* [Dataset excerpts]
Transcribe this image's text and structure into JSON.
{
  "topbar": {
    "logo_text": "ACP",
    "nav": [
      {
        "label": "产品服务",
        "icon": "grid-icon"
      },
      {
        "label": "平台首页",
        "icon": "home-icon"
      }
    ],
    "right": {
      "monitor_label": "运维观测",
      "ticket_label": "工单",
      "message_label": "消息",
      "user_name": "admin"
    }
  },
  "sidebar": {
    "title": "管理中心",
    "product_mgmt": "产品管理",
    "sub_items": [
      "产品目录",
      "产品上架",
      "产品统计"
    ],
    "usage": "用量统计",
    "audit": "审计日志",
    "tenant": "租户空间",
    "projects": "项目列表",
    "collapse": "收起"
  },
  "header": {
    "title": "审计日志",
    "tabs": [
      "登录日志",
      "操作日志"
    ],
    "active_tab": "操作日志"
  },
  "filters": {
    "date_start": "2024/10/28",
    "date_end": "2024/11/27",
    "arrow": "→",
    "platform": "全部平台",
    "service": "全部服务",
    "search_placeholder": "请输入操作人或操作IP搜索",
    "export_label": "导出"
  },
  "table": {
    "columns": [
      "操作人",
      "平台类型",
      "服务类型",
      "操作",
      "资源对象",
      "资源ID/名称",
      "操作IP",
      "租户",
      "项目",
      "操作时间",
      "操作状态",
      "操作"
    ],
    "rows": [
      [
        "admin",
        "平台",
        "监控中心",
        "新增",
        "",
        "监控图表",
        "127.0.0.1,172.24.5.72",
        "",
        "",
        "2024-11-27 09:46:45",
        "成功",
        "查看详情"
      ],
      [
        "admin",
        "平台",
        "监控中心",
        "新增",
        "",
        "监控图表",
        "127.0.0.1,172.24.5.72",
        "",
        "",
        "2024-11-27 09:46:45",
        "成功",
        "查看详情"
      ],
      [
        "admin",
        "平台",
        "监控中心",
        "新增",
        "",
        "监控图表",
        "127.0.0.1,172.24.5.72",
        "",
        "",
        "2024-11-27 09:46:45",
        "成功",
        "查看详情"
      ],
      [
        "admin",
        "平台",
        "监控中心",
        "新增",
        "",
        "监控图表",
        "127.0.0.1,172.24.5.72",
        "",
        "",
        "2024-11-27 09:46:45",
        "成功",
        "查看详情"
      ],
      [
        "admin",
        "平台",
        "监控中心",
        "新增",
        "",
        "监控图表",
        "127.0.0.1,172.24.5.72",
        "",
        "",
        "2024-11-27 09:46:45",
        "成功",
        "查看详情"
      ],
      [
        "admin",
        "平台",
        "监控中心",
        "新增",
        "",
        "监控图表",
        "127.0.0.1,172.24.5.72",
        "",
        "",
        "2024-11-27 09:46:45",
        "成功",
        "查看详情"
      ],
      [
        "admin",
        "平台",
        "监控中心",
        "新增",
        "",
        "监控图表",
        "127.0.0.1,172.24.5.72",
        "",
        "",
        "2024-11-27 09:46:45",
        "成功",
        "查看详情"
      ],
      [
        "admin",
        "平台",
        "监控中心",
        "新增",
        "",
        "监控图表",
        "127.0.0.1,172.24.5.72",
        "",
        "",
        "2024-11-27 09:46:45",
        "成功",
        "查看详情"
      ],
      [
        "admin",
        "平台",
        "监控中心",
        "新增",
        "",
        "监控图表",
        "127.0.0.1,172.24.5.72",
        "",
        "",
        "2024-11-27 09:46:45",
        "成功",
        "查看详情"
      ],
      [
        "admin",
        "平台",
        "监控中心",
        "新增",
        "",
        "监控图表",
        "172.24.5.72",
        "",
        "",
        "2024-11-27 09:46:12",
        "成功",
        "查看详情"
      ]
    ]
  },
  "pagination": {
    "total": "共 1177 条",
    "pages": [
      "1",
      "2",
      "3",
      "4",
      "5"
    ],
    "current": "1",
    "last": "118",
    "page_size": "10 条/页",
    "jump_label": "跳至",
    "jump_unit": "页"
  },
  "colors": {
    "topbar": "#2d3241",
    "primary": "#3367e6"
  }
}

* [Goal of the exercise] Exactly reproduce all of the entries.

* [Written solution]
Transcribe this image's text and structure into JSON.
{
  "topbar": {
    "logo_text": "ACP",
    "nav": [
      {
        "label": "产品服务",
        "icon": "grid-icon"
      },
      {
        "label": "平台首页",
        "icon": "home-icon"
      }
    ],
    "right": {
      "monitor_label": "运维观测",
      "ticket_label": "工单",
      "message_label": "消息",
      "user_name": "admin"
    }
  },
  "sidebar": {
    "title": "管理中心",
    "product_mgmt": "产品管理",
    "sub_items": [
      "产品目录",
      "产品上架",
      "产品统计"
    ],
    "usage": "用量统计",
    "audit": "审计日志",
    "tenant": "租户空间",
    "projects": "项目列表",
    "collapse": "收起"
  },
  "header": {
    "title": "审计日志",
    "tabs": [
      "登录日志",
      "操作日志"
    ],
    "active_tab": "操作日志"
  },
  "filters": {
    "date_start": "2024/10/28",
    "date_end": "2024/11/27",
    "arrow": "→",
    "platform": "全部平台",
    "service": "全部服务",
    "search_placeholder": "请输入操作人或操作IP搜索",
    "export_label": "导出"
  },
  "table": {
    "columns": [
      "操作人",
      "平台类型",
      "服务类型",
      "操作",
      "资源对象",
      "资源ID/名称",
      "操作IP",
      "租户",
      "项目",
      "操作时间",
      "操作状态",
      "操作"
    ],
    "rows": [
      [
        "admin",
        "平台",
        "监控中心",
        "新增",
        "",
        "监控图表",
        "127.0.0.1,172.24.5.72",
        "",
        "",
        "2024-11-27 09:46:45",
        "成功",
        "查看详情"
      ],
      [
        "admin",
        "平台",
        "监控中心",
        "新增",
        "",
        "监控图表",
        "127.0.0.1,172.24.5.72",
        "",
        "",
        "2024-11-27 09:46:45",
        "成功",
        "查看详情"
      ],
      [
        "admin",
        "平台",
        "监控中心",
        "新增",
        "",
        "监控图表",
        "127.0.0.1,172.24.5.72",
        "",
        "",
        "2024-11-27 09:46:45",
        "成功",
        "查看详情"
      ],
      [
        "admin",
        "平台",
        "监控中心",
        "新增",
        "",
        "监控图表",
        "127.0.0.1,172.24.5.72",
        "",
        "",
        "2024-11-27 09:46:45",
        "成功",
        "查看详情"
      ],
      [
        "admin",
        "平台",
        "监控中心",
        "新增",
        "",
        "监控图表",
        "127.0.0.1,172.24.5.72",
        "",
        "",
        "2024-11-27 09:46:45",
        "成功",
        "查看详情"
      ],
      [
        "admin",
        "平台",
        "监控中心",
        "新增",
        "",
        "监控图表",
        "127.0.0.1,172.24.5.72",
        "",
        "",
        "2024-11-27 09:46:45",
        "成功",
        "查看详情"
      ],
      [
        "admin",
        "平台",
        "监控中心",
        "新增",
        "",
        "监控图表",
        "127.0.0.1,172.24.5.72",
        "",
        "",
        "2024-11-27 09:46:45",
        "成功",
        "查看详情"
      ],
      [
        "admin",
        "平台",
        "监控中心",
        "新增",
        "",
        "监控图表",
        "127.0.0.1,172.24.5.72",
        "",
        "",
        "2024-11-27 09:46:45",
        "成功",
        "查看详情"
      ],
      [
        "admin",
        "平台",
        "监控中心",
        "新增",
        "",
        "监控图表",
        "127.0.0.1,172.24.5.72",
        "",
        "",
        "2024-11-27 09:46:45",
        "成功",
        "查看详情"
      ],
      [
        "admin",
        "平台",
        "监控中心",
        "新增",
        "",
        "监控图表",
        "172.24.5.72",
        "",
        "",
        "2024-11-27 09:46:12",
        "成功",
        "查看详情"
      ]
    ]
  },
  "pagination": {
    "total": "共 1177 条",
    "pages": [
      "1",
      "2",
      "3",
      "4",
      "5"
    ],
    "current": "1",
    "last": "118",
    "page_size": "10 条/页",
    "jump_label": "跳至",
    "jump_unit": "页"
  },
  "colors": {
    "topbar": "#2d3241",
    "primary": "#3367e6"
  }
}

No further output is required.